Dataset records
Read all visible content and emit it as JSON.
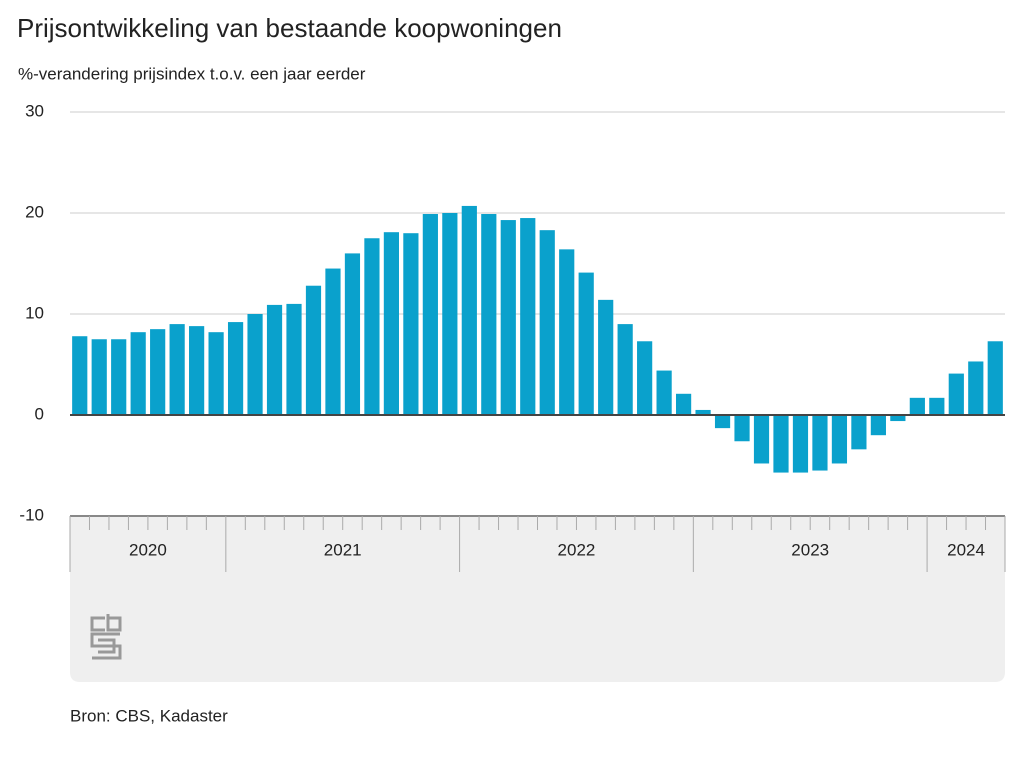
{
  "chart_data": {
    "type": "bar",
    "title": "Prijsontwikkeling van bestaande koopwoningen",
    "subtitle": "%-verandering prijsindex t.o.v. een jaar eerder",
    "source": "Bron: CBS, Kadaster",
    "categories": [
      "2020",
      "2020",
      "2020",
      "2020",
      "2020",
      "2020",
      "2020",
      "2020",
      "2021",
      "2021",
      "2021",
      "2021",
      "2021",
      "2021",
      "2021",
      "2021",
      "2021",
      "2021",
      "2021",
      "2021",
      "2022",
      "2022",
      "2022",
      "2022",
      "2022",
      "2022",
      "2022",
      "2022",
      "2022",
      "2022",
      "2022",
      "2022",
      "2023",
      "2023",
      "2023",
      "2023",
      "2023",
      "2023",
      "2023",
      "2023",
      "2023",
      "2023",
      "2023",
      "2023",
      "2024",
      "2024",
      "2024",
      "2024"
    ],
    "values": [
      7.8,
      7.5,
      7.5,
      8.2,
      8.5,
      9.0,
      8.8,
      8.2,
      9.2,
      10.0,
      10.9,
      11.0,
      12.8,
      14.5,
      16.0,
      17.5,
      18.1,
      18.0,
      19.9,
      20.0,
      20.7,
      19.9,
      19.3,
      19.5,
      18.3,
      16.4,
      14.1,
      11.4,
      9.0,
      7.3,
      4.4,
      2.1,
      0.5,
      -1.3,
      -2.6,
      -4.8,
      -5.7,
      -5.7,
      -5.5,
      -4.8,
      -3.4,
      -2.0,
      -0.6,
      1.7,
      1.7,
      4.1,
      5.3,
      7.3
    ],
    "color": "#0aa1cc",
    "ylim": [
      -10,
      30
    ],
    "yticks": [
      -10,
      0,
      10,
      20,
      30
    ],
    "grid": true
  }
}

Given problem
Omit the pictures. Output every record above word for word.

Answer in full
Read all visible content and emit it as JSON.
{
  "chart_data": {
    "type": "bar",
    "title": "Prijsontwikkeling van bestaande koopwoningen",
    "subtitle": "%-verandering prijsindex t.o.v. een jaar eerder",
    "source": "Bron: CBS, Kadaster",
    "categories": [
      "2020",
      "2020",
      "2020",
      "2020",
      "2020",
      "2020",
      "2020",
      "2020",
      "2021",
      "2021",
      "2021",
      "2021",
      "2021",
      "2021",
      "2021",
      "2021",
      "2021",
      "2021",
      "2021",
      "2021",
      "2022",
      "2022",
      "2022",
      "2022",
      "2022",
      "2022",
      "2022",
      "2022",
      "2022",
      "2022",
      "2022",
      "2022",
      "2023",
      "2023",
      "2023",
      "2023",
      "2023",
      "2023",
      "2023",
      "2023",
      "2023",
      "2023",
      "2023",
      "2023",
      "2024",
      "2024",
      "2024",
      "2024"
    ],
    "values": [
      7.8,
      7.5,
      7.5,
      8.2,
      8.5,
      9.0,
      8.8,
      8.2,
      9.2,
      10.0,
      10.9,
      11.0,
      12.8,
      14.5,
      16.0,
      17.5,
      18.1,
      18.0,
      19.9,
      20.0,
      20.7,
      19.9,
      19.3,
      19.5,
      18.3,
      16.4,
      14.1,
      11.4,
      9.0,
      7.3,
      4.4,
      2.1,
      0.5,
      -1.3,
      -2.6,
      -4.8,
      -5.7,
      -5.7,
      -5.5,
      -4.8,
      -3.4,
      -2.0,
      -0.6,
      1.7,
      1.7,
      4.1,
      5.3,
      7.3
    ],
    "color": "#0aa1cc",
    "ylim": [
      -10,
      30
    ],
    "yticks": [
      -10,
      0,
      10,
      20,
      30
    ],
    "grid": true
  }
}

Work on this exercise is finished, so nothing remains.